### YOUR OBJECTIVE
Extract all data as written.

(Stored records)
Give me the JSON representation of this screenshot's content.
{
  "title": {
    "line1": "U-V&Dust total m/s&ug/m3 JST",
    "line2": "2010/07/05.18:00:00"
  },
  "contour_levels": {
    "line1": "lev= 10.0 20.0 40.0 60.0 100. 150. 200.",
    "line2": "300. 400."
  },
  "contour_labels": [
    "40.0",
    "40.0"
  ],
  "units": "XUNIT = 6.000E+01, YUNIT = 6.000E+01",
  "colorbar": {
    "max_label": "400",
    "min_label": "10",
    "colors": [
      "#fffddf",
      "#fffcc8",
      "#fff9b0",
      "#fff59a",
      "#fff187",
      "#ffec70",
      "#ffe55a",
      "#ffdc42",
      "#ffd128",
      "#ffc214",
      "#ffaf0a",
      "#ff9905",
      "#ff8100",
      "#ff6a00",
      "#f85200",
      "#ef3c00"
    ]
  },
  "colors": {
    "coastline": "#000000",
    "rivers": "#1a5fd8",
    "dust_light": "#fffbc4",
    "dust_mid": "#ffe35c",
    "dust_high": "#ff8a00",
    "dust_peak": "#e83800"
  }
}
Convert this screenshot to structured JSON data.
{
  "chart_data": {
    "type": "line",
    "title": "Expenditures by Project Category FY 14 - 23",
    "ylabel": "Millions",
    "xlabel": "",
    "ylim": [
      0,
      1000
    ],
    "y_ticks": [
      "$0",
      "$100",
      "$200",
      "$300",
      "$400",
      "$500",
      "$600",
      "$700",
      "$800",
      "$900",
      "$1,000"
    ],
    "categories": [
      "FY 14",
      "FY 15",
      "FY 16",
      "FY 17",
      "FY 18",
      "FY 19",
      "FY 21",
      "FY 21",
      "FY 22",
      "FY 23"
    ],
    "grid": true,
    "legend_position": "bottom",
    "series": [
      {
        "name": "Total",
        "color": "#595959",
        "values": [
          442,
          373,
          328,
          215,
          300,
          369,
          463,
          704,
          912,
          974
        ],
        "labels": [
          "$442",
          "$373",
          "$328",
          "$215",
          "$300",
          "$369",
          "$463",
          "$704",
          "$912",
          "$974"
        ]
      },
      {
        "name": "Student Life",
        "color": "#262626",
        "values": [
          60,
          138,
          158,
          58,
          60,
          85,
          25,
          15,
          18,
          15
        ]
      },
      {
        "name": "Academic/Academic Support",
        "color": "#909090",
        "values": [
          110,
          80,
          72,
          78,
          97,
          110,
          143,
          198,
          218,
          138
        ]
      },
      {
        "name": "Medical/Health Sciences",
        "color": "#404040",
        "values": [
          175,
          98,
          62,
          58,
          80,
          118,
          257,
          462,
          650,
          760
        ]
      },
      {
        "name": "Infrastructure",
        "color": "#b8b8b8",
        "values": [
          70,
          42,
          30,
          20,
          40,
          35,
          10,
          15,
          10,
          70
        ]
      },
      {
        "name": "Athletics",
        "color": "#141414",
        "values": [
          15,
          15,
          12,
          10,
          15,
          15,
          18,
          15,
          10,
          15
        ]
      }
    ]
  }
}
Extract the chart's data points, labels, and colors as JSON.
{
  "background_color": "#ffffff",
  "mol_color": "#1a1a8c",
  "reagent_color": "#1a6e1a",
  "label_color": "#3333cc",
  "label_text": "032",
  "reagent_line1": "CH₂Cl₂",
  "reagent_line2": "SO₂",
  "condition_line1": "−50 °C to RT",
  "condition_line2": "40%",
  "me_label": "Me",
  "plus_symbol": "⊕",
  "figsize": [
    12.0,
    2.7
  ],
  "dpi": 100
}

### FINAL ANSWER
Give me the JSON representation of this screenshot's content.
{
  "title": {
    "line1": "U-V&Dust total m/s&ug/m3 JST",
    "line2": "2010/07/05.18:00:00"
  },
  "contour_levels": {
    "line1": "lev= 10.0 20.0 40.0 60.0 100. 150. 200.",
    "line2": "300. 400."
  },
  "contour_labels": [
    "40.0",
    "40.0"
  ],
  "units": "XUNIT = 6.000E+01, YUNIT = 6.000E+01",
  "colorbar": {
    "max_label": "400",
    "min_label": "10",
    "colors": [
      "#fffddf",
      "#fffcc8",
      "#fff9b0",
      "#fff59a",
      "#fff187",
      "#ffec70",
      "#ffe55a",
      "#ffdc42",
      "#ffd128",
      "#ffc214",
      "#ffaf0a",
      "#ff9905",
      "#ff8100",
      "#ff6a00",
      "#f85200",
      "#ef3c00"
    ]
  },
  "colors": {
    "coastline": "#000000",
    "rivers": "#1a5fd8",
    "dust_light": "#fffbc4",
    "dust_mid": "#ffe35c",
    "dust_high": "#ff8a00",
    "dust_peak": "#e83800"
  }
}
Convert this screenshot to structured JSON data.
{
  "chart_data": {
    "type": "line",
    "title": "Expenditures by Project Category FY 14 - 23",
    "ylabel": "Millions",
    "xlabel": "",
    "ylim": [
      0,
      1000
    ],
    "y_ticks": [
      "$0",
      "$100",
      "$200",
      "$300",
      "$400",
      "$500",
      "$600",
      "$700",
      "$800",
      "$900",
      "$1,000"
    ],
    "categories": [
      "FY 14",
      "FY 15",
      "FY 16",
      "FY 17",
      "FY 18",
      "FY 19",
      "FY 21",
      "FY 21",
      "FY 22",
      "FY 23"
    ],
    "grid": true,
    "legend_position": "bottom",
    "series": [
      {
        "name": "Total",
        "color": "#595959",
        "values": [
          442,
          373,
          328,
          215,
          300,
          369,
          463,
          704,
          912,
          974
        ],
        "labels": [
          "$442",
          "$373",
          "$328",
          "$215",
          "$300",
          "$369",
          "$463",
          "$704",
          "$912",
          "$974"
        ]
      },
      {
        "name": "Student Life",
        "color": "#262626",
        "values": [
          60,
          138,
          158,
          58,
          60,
          85,
          25,
          15,
          18,
          15
        ]
      },
      {
        "name": "Academic/Academic Support",
        "color": "#909090",
        "values": [
          110,
          80,
          72,
          78,
          97,
          110,
          143,
          198,
          218,
          138
        ]
      },
      {
        "name": "Medical/Health Sciences",
        "color": "#404040",
        "values": [
          175,
          98,
          62,
          58,
          80,
          118,
          257,
          462,
          650,
          760
        ]
      },
      {
        "name": "Infrastructure",
        "color": "#b8b8b8",
        "values": [
          70,
          42,
          30,
          20,
          40,
          35,
          10,
          15,
          10,
          70
        ]
      },
      {
        "name": "Athletics",
        "color": "#141414",
        "values": [
          15,
          15,
          12,
          10,
          15,
          15,
          18,
          15,
          10,
          15
        ]
      }
    ]
  }
}
Extract the chart's data points, labels, and colors as JSON.
{
  "background_color": "#ffffff",
  "mol_color": "#1a1a8c",
  "reagent_color": "#1a6e1a",
  "label_color": "#3333cc",
  "label_text": "032",
  "reagent_line1": "CH₂Cl₂",
  "reagent_line2": "SO₂",
  "condition_line1": "−50 °C to RT",
  "condition_line2": "40%",
  "me_label": "Me",
  "plus_symbol": "⊕",
  "figsize": [
    12.0,
    2.7
  ],
  "dpi": 100
}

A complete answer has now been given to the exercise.